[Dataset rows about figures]
-- START --

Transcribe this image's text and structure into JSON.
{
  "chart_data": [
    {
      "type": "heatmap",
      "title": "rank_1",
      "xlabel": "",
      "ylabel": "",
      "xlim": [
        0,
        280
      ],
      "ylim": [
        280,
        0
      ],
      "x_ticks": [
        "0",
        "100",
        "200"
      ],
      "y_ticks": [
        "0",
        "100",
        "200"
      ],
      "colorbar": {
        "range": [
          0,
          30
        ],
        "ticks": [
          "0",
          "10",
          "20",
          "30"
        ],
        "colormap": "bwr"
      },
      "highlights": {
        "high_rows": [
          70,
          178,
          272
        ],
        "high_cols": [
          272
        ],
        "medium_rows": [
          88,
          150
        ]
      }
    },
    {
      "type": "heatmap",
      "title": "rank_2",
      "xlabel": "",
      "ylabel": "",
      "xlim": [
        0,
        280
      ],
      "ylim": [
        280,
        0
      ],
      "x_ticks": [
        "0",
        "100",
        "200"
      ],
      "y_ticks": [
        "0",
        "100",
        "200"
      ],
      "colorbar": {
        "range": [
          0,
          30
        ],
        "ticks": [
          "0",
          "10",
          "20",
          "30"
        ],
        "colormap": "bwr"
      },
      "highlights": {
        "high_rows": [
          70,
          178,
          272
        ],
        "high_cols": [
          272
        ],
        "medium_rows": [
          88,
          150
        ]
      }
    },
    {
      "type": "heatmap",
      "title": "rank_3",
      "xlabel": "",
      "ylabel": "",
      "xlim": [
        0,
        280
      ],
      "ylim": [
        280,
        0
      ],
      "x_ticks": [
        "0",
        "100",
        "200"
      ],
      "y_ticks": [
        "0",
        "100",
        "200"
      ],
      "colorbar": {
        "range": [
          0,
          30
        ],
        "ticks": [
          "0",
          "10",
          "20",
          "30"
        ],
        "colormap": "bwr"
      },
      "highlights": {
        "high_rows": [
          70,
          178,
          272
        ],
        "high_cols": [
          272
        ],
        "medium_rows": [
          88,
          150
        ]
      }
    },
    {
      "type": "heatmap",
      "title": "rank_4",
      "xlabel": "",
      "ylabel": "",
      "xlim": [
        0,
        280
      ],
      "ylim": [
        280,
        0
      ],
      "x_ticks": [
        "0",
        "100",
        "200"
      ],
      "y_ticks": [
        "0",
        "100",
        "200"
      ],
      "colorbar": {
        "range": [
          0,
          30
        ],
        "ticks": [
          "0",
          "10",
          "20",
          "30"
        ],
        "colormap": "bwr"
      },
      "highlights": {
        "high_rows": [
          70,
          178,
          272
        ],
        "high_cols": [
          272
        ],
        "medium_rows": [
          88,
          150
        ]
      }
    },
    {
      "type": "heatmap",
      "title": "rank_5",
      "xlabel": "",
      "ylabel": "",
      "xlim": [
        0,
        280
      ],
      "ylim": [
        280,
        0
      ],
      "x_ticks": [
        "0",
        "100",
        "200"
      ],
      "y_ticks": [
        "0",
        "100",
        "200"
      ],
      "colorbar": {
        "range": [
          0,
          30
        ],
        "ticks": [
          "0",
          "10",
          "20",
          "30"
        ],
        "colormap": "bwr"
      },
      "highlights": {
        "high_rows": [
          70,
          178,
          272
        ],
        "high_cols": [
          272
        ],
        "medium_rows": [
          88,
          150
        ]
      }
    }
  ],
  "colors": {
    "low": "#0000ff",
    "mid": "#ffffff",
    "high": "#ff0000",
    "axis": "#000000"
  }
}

-- END --

▸ DESCRIPTION OF THE TASK: Your task is to give the records above again, exactly.

▸ WORKED ANSWER:
Transcribe this image's text and structure into JSON.
{
  "chart_data": [
    {
      "type": "heatmap",
      "title": "rank_1",
      "xlabel": "",
      "ylabel": "",
      "xlim": [
        0,
        280
      ],
      "ylim": [
        280,
        0
      ],
      "x_ticks": [
        "0",
        "100",
        "200"
      ],
      "y_ticks": [
        "0",
        "100",
        "200"
      ],
      "colorbar": {
        "range": [
          0,
          30
        ],
        "ticks": [
          "0",
          "10",
          "20",
          "30"
        ],
        "colormap": "bwr"
      },
      "highlights": {
        "high_rows": [
          70,
          178,
          272
        ],
        "high_cols": [
          272
        ],
        "medium_rows": [
          88,
          150
        ]
      }
    },
    {
      "type": "heatmap",
      "title": "rank_2",
      "xlabel": "",
      "ylabel": "",
      "xlim": [
        0,
        280
      ],
      "ylim": [
        280,
        0
      ],
      "x_ticks": [
        "0",
        "100",
        "200"
      ],
      "y_ticks": [
        "0",
        "100",
        "200"
      ],
      "colorbar": {
        "range": [
          0,
          30
        ],
        "ticks": [
          "0",
          "10",
          "20",
          "30"
        ],
        "colormap": "bwr"
      },
      "highlights": {
        "high_rows": [
          70,
          178,
          272
        ],
        "high_cols": [
          272
        ],
        "medium_rows": [
          88,
          150
        ]
      }
    },
    {
      "type": "heatmap",
      "title": "rank_3",
      "xlabel": "",
      "ylabel": "",
      "xlim": [
        0,
        280
      ],
      "ylim": [
        280,
        0
      ],
      "x_ticks": [
        "0",
        "100",
        "200"
      ],
      "y_ticks": [
        "0",
        "100",
        "200"
      ],
      "colorbar": {
        "range": [
          0,
          30
        ],
        "ticks": [
          "0",
          "10",
          "20",
          "30"
        ],
        "colormap": "bwr"
      },
      "highlights": {
        "high_rows": [
          70,
          178,
          272
        ],
        "high_cols": [
          272
        ],
        "medium_rows": [
          88,
          150
        ]
      }
    },
    {
      "type": "heatmap",
      "title": "rank_4",
      "xlabel": "",
      "ylabel": "",
      "xlim": [
        0,
        280
      ],
      "ylim": [
        280,
        0
      ],
      "x_ticks": [
        "0",
        "100",
        "200"
      ],
      "y_ticks": [
        "0",
        "100",
        "200"
      ],
      "colorbar": {
        "range": [
          0,
          30
        ],
        "ticks": [
          "0",
          "10",
          "20",
          "30"
        ],
        "colormap": "bwr"
      },
      "highlights": {
        "high_rows": [
          70,
          178,
          272
        ],
        "high_cols": [
          272
        ],
        "medium_rows": [
          88,
          150
        ]
      }
    },
    {
      "type": "heatmap",
      "title": "rank_5",
      "xlabel": "",
      "ylabel": "",
      "xlim": [
        0,
        280
      ],
      "ylim": [
        280,
        0
      ],
      "x_ticks": [
        "0",
        "100",
        "200"
      ],
      "y_ticks": [
        "0",
        "100",
        "200"
      ],
      "colorbar": {
        "range": [
          0,
          30
        ],
        "ticks": [
          "0",
          "10",
          "20",
          "30"
        ],
        "colormap": "bwr"
      },
      "highlights": {
        "high_rows": [
          70,
          178,
          272
        ],
        "high_cols": [
          272
        ],
        "medium_rows": [
          88,
          150
        ]
      }
    }
  ],
  "colors": {
    "low": "#0000ff",
    "mid": "#ffffff",
    "high": "#ff0000",
    "axis": "#000000"
  }
}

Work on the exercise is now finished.